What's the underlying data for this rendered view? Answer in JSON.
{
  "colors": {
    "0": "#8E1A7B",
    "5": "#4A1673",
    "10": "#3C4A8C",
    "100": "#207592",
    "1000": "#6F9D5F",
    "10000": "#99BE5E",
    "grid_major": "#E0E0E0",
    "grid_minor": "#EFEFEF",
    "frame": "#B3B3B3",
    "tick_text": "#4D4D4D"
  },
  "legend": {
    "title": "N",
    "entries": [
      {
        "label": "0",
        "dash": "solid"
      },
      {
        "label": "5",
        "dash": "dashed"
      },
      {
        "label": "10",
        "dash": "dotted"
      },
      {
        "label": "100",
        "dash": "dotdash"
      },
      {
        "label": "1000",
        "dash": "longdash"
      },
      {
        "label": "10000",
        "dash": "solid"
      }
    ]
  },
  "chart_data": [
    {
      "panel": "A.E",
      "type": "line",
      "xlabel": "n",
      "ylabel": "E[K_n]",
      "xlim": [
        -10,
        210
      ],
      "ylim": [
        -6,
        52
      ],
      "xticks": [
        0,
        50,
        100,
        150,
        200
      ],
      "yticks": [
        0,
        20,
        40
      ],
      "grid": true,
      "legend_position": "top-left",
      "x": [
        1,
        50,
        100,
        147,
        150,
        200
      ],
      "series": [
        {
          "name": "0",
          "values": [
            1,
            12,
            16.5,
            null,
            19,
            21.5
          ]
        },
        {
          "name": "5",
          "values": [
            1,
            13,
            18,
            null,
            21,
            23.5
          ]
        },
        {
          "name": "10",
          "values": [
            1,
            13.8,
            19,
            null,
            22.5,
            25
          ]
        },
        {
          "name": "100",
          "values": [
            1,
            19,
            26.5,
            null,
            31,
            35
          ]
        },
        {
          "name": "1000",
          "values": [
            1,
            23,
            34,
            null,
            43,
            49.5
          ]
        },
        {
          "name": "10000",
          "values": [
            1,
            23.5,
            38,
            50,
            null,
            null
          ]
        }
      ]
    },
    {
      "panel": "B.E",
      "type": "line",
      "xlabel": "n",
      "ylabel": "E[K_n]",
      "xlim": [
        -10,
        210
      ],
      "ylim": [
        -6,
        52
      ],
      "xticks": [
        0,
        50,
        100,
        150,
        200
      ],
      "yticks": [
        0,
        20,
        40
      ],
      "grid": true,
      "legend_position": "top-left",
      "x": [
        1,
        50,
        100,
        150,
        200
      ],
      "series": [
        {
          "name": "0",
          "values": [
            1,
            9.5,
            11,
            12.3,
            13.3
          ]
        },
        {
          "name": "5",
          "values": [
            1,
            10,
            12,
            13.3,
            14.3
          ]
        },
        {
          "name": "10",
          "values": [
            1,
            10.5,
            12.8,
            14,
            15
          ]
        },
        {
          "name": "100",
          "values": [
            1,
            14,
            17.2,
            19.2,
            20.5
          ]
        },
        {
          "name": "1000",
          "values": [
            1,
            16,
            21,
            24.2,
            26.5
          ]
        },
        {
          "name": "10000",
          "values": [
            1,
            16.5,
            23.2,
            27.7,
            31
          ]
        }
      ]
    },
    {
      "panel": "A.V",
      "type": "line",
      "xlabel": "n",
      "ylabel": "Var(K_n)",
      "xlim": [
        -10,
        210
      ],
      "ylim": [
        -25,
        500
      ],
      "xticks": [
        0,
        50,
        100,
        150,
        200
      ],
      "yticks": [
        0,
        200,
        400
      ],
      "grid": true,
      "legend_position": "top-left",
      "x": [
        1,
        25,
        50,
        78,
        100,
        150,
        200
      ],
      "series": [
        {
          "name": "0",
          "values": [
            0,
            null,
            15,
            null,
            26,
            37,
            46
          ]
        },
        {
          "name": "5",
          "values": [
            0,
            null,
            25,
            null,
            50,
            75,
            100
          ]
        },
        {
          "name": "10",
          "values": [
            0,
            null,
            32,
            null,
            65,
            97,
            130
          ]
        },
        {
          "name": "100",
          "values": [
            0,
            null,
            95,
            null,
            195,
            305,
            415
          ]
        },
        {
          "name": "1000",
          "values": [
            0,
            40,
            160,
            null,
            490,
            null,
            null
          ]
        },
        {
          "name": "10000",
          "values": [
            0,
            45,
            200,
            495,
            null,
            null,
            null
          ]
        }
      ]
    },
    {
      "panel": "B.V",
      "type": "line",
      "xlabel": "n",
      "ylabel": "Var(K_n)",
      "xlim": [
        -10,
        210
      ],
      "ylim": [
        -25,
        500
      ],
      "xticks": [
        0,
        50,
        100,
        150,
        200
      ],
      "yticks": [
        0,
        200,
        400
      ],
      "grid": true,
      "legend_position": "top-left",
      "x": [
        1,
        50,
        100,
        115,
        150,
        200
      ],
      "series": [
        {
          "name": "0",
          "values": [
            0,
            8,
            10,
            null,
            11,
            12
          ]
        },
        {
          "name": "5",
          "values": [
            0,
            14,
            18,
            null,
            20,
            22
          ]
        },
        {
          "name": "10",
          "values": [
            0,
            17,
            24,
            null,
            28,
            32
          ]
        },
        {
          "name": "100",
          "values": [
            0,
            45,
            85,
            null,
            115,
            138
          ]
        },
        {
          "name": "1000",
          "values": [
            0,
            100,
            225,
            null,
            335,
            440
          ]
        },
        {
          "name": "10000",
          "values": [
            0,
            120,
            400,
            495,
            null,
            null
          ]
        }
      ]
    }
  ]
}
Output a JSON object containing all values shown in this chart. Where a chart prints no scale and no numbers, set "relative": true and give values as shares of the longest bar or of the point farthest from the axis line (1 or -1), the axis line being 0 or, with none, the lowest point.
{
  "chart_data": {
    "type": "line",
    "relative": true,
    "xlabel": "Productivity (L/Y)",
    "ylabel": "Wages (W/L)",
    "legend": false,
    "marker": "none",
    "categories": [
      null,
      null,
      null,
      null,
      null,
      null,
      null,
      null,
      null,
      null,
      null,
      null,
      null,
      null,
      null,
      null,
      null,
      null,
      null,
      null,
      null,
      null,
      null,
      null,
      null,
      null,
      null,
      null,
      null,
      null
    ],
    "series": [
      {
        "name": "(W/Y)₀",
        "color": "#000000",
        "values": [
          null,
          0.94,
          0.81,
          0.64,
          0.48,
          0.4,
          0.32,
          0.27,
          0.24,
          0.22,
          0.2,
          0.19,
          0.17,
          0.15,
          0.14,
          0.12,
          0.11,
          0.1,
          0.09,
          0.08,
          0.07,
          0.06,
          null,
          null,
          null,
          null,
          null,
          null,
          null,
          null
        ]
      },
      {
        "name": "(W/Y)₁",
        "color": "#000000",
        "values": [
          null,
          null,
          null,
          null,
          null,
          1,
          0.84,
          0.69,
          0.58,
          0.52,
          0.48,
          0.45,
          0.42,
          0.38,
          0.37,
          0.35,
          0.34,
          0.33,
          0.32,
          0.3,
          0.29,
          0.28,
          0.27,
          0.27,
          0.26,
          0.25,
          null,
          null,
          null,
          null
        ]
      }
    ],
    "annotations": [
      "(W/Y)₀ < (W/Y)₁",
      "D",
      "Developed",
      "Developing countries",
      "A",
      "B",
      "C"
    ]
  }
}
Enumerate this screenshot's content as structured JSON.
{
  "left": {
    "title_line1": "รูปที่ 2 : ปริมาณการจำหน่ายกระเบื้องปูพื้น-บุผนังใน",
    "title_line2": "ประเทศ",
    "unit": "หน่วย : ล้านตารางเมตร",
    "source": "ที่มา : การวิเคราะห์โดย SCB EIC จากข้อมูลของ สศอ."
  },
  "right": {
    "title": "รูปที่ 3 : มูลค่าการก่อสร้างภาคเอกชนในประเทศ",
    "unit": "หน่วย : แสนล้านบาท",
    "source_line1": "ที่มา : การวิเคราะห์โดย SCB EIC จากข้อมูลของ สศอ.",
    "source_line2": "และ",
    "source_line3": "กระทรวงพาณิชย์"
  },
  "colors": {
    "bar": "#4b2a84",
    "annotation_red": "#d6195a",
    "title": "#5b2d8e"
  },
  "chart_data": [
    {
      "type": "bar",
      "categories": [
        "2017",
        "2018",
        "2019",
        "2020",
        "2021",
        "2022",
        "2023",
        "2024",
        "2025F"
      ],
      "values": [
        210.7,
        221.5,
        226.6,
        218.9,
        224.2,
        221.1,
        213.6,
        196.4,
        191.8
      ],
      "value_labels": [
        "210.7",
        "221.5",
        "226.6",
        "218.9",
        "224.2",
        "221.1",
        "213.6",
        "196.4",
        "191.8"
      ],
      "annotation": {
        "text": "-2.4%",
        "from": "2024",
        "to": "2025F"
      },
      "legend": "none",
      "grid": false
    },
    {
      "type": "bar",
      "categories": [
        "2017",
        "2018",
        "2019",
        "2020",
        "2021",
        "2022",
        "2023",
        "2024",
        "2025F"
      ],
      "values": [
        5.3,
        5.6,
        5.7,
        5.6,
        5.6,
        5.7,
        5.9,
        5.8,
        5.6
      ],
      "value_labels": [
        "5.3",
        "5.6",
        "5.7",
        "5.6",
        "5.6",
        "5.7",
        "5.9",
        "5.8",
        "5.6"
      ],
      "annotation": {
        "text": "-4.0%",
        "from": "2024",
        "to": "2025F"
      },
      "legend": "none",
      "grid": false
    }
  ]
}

————

▸ **The problem**
Work out how many lines of the listing above include the word "relative". Report only the number.

▸ **Written solution**
2